WHAT NEEDS TO BE DONE — Go through the material below and copy all lines with "júní".

::: MATERIAL SUPPLIED

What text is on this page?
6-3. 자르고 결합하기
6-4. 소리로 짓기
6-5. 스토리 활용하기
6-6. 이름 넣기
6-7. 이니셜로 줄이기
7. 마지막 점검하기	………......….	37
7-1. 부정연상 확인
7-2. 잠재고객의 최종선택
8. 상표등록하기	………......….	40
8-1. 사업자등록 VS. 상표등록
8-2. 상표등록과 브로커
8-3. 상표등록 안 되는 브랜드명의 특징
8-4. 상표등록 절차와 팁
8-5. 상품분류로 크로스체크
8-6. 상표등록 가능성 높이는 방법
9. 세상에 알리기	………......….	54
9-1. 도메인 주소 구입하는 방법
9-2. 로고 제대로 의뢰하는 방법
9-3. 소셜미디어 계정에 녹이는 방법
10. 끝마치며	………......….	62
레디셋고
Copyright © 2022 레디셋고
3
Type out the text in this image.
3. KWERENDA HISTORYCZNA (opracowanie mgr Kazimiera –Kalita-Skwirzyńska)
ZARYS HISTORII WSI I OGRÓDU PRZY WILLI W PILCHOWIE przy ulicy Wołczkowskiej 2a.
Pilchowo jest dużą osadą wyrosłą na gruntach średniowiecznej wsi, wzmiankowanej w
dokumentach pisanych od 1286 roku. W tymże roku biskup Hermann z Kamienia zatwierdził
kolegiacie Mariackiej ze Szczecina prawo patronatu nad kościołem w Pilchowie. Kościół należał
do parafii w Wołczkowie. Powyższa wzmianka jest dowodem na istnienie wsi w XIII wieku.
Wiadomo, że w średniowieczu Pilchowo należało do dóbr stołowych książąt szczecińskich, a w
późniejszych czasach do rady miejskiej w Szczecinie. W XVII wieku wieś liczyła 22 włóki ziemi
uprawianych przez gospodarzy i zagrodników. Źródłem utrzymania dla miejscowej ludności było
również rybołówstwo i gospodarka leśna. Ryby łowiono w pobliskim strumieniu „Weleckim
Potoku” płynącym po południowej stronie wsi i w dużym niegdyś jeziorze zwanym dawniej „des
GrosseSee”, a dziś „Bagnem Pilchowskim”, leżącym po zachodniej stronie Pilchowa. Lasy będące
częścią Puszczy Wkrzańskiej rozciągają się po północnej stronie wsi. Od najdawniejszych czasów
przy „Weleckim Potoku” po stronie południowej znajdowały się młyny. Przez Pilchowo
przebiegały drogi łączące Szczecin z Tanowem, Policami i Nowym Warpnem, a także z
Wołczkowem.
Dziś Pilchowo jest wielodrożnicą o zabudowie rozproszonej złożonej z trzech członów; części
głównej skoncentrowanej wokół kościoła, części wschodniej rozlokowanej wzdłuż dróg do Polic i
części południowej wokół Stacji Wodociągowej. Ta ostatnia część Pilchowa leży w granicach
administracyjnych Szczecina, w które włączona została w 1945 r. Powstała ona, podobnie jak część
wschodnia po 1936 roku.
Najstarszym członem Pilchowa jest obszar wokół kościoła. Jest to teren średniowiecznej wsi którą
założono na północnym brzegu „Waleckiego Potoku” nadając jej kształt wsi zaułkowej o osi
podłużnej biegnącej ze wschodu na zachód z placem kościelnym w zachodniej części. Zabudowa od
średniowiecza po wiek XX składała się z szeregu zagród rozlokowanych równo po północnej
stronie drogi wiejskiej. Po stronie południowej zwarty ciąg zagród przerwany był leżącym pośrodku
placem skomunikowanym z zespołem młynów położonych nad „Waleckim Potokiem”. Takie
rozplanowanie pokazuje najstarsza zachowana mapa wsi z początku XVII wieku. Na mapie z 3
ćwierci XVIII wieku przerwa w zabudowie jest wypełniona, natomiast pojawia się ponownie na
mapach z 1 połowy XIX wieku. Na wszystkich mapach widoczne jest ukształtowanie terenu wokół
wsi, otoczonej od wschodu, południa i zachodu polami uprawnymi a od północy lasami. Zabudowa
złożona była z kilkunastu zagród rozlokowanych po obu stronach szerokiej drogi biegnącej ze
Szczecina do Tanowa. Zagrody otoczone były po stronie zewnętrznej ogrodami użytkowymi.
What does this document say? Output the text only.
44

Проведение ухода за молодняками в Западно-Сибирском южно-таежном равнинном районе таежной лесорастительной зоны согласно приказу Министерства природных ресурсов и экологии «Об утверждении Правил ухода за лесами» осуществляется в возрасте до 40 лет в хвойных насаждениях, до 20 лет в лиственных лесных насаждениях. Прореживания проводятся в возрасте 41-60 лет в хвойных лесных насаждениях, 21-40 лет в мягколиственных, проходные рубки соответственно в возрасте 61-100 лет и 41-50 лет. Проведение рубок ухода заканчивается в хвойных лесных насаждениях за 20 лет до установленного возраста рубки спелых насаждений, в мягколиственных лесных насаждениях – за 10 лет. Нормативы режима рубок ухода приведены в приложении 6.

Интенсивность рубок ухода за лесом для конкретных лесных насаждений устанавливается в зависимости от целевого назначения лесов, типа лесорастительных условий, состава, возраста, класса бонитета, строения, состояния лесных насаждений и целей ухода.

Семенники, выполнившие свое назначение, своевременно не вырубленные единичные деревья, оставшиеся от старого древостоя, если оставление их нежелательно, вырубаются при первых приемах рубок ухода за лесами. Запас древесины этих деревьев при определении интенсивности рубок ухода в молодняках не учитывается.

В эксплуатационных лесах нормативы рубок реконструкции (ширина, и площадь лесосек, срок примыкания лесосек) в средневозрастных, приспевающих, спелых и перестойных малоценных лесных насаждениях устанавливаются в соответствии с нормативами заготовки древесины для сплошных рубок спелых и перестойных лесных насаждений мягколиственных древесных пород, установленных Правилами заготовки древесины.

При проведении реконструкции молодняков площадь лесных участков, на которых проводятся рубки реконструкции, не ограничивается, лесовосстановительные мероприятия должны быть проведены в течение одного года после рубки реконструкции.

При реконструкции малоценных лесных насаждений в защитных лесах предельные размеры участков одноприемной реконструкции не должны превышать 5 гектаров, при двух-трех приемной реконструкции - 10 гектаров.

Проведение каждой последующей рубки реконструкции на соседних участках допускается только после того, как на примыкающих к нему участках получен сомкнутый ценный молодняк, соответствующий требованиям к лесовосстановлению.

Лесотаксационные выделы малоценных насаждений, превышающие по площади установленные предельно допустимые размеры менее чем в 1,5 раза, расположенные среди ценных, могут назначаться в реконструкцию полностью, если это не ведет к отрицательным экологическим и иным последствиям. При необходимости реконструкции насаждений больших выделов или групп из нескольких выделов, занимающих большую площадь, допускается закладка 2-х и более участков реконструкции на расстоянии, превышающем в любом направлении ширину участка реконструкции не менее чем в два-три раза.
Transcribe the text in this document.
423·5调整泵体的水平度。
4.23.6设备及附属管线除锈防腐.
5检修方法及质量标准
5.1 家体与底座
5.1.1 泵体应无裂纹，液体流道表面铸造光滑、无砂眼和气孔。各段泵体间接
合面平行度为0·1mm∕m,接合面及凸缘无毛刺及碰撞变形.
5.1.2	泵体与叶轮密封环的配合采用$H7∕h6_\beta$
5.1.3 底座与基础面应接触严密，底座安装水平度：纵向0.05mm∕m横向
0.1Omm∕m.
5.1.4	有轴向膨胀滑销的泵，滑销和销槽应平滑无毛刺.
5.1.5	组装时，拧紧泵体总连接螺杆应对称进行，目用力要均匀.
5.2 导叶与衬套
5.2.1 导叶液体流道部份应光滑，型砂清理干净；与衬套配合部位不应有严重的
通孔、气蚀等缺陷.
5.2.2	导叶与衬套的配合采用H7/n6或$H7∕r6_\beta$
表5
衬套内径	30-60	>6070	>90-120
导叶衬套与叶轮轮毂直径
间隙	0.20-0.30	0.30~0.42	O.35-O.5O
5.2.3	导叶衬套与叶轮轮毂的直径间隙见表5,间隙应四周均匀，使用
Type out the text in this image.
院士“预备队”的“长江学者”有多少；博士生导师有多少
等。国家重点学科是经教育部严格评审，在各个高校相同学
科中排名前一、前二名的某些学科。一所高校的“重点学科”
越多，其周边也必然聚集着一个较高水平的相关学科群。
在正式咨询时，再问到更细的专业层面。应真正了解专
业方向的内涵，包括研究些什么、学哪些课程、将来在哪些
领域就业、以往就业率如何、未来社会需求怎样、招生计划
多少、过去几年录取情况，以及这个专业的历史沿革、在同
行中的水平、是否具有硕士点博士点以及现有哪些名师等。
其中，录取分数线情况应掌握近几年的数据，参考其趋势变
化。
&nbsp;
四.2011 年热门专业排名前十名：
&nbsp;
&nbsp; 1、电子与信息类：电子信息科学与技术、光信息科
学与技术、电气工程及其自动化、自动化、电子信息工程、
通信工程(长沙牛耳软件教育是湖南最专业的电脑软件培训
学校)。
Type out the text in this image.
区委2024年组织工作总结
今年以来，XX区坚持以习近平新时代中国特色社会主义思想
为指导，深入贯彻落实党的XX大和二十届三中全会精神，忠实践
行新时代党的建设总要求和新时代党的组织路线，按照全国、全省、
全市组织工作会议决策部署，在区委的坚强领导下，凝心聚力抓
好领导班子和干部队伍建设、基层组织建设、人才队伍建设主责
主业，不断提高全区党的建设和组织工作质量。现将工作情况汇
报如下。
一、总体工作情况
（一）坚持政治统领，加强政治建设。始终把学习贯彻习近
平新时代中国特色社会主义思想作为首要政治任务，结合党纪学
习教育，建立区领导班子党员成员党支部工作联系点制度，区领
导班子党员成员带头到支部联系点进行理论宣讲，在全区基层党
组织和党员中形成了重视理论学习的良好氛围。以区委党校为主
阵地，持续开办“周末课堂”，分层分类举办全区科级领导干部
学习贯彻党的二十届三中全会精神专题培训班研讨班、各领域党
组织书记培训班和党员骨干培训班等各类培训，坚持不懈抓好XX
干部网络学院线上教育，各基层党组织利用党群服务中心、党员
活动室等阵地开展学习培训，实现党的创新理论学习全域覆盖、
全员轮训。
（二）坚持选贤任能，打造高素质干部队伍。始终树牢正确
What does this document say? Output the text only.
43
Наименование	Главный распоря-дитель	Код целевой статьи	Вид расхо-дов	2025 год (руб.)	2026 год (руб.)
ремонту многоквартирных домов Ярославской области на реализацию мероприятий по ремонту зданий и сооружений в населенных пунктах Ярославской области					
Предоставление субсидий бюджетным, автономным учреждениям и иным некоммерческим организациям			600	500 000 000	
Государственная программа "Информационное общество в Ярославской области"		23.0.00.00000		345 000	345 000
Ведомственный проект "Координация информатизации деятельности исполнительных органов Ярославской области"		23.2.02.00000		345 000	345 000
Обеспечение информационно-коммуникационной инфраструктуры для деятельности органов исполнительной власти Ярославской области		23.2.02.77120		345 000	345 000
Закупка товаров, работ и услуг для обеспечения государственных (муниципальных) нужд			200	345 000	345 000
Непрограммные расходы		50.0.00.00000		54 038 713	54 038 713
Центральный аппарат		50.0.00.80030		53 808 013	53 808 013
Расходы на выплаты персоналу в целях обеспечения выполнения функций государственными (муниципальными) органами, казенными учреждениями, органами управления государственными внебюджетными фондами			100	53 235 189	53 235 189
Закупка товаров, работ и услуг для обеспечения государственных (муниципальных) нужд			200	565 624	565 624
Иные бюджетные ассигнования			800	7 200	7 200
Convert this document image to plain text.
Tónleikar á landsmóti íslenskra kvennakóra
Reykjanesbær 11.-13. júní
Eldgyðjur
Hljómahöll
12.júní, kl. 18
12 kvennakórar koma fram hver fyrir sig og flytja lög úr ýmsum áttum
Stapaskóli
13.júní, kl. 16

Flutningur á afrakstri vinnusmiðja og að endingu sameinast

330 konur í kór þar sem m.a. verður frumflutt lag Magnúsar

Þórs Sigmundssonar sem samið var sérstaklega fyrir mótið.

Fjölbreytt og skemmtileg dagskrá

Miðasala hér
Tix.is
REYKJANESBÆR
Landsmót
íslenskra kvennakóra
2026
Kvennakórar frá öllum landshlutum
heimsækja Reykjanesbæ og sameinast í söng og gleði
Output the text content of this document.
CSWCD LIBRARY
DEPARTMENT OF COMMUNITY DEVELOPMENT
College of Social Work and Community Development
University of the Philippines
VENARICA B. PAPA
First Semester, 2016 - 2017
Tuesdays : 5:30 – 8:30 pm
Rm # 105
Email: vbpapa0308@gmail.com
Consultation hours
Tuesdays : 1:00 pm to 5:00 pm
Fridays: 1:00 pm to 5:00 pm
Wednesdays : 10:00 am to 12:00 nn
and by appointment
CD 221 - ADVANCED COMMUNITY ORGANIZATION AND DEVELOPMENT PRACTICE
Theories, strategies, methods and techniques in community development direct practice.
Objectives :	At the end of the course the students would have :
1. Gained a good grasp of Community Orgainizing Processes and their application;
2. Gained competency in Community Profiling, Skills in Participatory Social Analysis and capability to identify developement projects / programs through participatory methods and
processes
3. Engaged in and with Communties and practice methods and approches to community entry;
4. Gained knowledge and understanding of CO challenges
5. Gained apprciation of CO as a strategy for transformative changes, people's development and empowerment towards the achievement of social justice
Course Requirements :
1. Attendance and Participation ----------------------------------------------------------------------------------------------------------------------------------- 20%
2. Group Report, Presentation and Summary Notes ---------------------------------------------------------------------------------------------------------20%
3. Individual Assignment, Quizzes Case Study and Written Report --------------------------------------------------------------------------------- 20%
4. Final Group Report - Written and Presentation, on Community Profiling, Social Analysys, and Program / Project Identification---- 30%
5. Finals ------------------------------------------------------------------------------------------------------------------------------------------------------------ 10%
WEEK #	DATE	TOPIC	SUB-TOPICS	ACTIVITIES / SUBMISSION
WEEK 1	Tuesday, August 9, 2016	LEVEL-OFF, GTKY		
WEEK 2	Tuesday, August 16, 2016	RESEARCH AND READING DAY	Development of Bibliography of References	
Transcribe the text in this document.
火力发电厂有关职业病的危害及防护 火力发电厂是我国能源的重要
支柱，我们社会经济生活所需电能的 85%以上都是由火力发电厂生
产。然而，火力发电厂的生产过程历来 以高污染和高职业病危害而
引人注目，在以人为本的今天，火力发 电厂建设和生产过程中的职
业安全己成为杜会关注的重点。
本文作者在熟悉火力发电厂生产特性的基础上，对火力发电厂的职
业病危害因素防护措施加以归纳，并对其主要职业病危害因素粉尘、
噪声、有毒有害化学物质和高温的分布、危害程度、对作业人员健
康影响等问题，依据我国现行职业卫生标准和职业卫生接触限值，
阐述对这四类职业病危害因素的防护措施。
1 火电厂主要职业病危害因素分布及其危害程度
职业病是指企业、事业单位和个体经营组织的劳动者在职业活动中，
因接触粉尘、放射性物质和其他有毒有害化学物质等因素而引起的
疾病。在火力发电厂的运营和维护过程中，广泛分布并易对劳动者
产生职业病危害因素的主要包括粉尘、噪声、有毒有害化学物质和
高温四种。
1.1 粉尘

::::::

REPLY —
Reykjanesbær 11.-13. júní
12.júní, kl. 18
13.júní, kl. 16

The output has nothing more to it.